YOUR TASK
Write out the lines of the listing below as a numbered list, with no blank lines. Begin with the first line of the listing and end with the line containing "e-fold-change-value: 2. 18±0.22", including both.

* start DATA EXTRACT *

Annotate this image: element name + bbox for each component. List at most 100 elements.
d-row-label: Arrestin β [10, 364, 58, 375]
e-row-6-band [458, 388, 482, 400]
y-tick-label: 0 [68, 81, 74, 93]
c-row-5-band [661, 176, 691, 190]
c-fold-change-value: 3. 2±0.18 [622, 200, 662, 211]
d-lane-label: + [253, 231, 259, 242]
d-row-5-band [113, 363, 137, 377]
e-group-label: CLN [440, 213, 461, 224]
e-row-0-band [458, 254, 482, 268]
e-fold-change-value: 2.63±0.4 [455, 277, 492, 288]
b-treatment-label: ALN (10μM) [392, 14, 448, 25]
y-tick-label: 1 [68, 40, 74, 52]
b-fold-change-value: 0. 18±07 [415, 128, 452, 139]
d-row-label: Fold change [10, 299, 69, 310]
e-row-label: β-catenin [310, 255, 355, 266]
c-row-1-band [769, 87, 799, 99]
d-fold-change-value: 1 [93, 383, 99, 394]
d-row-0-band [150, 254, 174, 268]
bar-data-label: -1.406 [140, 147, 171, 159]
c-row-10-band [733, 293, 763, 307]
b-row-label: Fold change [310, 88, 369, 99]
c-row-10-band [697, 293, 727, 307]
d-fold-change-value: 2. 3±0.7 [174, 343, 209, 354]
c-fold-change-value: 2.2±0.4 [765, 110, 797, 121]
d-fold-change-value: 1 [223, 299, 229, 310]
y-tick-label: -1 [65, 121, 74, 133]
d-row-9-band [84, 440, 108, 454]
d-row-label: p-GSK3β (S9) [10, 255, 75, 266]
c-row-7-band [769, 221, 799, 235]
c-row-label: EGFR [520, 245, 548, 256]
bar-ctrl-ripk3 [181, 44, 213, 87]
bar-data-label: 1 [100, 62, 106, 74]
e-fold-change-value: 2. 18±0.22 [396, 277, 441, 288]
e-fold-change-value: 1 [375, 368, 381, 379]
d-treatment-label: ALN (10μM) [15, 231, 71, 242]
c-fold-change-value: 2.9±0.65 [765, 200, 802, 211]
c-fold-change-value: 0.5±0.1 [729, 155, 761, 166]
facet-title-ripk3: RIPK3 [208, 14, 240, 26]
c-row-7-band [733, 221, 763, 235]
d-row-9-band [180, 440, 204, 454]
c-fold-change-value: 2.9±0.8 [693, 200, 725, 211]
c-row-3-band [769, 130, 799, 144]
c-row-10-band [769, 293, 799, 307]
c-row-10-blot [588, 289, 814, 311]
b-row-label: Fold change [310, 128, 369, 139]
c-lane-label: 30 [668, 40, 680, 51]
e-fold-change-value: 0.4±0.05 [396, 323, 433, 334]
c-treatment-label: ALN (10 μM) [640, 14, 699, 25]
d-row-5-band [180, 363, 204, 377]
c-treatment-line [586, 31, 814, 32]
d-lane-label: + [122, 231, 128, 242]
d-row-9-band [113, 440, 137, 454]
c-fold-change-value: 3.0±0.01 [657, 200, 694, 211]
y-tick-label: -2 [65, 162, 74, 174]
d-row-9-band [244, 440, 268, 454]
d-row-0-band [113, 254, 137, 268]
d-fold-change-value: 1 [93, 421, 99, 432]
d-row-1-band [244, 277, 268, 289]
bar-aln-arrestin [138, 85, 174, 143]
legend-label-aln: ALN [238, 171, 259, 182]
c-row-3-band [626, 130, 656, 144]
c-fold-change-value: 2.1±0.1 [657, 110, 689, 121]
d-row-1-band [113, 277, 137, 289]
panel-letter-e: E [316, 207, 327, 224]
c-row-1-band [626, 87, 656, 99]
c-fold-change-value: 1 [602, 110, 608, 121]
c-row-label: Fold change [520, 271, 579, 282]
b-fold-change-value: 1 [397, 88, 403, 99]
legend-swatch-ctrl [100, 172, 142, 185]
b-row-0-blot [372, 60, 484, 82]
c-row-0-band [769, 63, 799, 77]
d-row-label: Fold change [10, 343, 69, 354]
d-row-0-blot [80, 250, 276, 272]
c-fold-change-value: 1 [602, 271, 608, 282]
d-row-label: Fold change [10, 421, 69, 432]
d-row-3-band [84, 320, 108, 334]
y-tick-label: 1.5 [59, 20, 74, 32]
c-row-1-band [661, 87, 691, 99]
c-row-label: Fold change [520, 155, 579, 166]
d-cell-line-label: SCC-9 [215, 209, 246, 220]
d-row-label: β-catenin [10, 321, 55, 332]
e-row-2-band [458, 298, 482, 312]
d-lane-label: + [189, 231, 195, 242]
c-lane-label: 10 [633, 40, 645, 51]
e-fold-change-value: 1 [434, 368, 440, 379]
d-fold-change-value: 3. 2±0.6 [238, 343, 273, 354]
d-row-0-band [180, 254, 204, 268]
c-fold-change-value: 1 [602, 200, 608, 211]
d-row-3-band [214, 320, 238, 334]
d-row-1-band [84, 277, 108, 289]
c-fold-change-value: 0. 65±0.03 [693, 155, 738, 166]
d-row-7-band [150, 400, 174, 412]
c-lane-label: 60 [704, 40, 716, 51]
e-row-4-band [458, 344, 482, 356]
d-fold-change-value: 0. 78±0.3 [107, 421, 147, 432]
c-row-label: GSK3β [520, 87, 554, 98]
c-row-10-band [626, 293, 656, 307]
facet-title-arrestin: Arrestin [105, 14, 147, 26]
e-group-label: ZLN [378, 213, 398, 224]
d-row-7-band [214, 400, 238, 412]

* end DATA EXTRACT *

FULL OUTPUT
1. Annotate this image: element name + bbox for each component. List at most 100 elements.
2. d-row-label: Arrestin β [10, 364, 58, 375]
3. e-row-6-band [458, 388, 482, 400]
4. y-tick-label: 0 [68, 81, 74, 93]
5. c-row-5-band [661, 176, 691, 190]
6. c-fold-change-value: 3. 2±0.18 [622, 200, 662, 211]
7. d-lane-label: + [253, 231, 259, 242]
8. d-row-5-band [113, 363, 137, 377]
9. e-group-label: CLN [440, 213, 461, 224]
10. e-row-0-band [458, 254, 482, 268]
11. e-fold-change-value: 2.63±0.4 [455, 277, 492, 288]
12. b-treatment-label: ALN (10μM) [392, 14, 448, 25]
13. y-tick-label: 1 [68, 40, 74, 52]
14. b-fold-change-value: 0. 18±07 [415, 128, 452, 139]
15. d-row-label: Fold change [10, 299, 69, 310]
16. e-row-label: β-catenin [310, 255, 355, 266]
17. c-row-1-band [769, 87, 799, 99]
18. d-fold-change-value: 1 [93, 383, 99, 394]
19. d-row-0-band [150, 254, 174, 268]
20. bar-data-label: -1.406 [140, 147, 171, 159]
21. c-row-10-band [733, 293, 763, 307]
22. b-row-label: Fold change [310, 88, 369, 99]
23. c-row-10-band [697, 293, 727, 307]
24. d-fold-change-value: 2. 3±0.7 [174, 343, 209, 354]
25. c-fold-change-value: 2.2±0.4 [765, 110, 797, 121]
26. d-fold-change-value: 1 [223, 299, 229, 310]
27. y-tick-label: -1 [65, 121, 74, 133]
28. d-row-9-band [84, 440, 108, 454]
29. d-row-label: p-GSK3β (S9) [10, 255, 75, 266]
30. c-row-7-band [769, 221, 799, 235]
31. c-row-label: EGFR [520, 245, 548, 256]
32. bar-ctrl-ripk3 [181, 44, 213, 87]
33. bar-data-label: 1 [100, 62, 106, 74]
34. e-fold-change-value: 2. 18±0.22 [396, 277, 441, 288]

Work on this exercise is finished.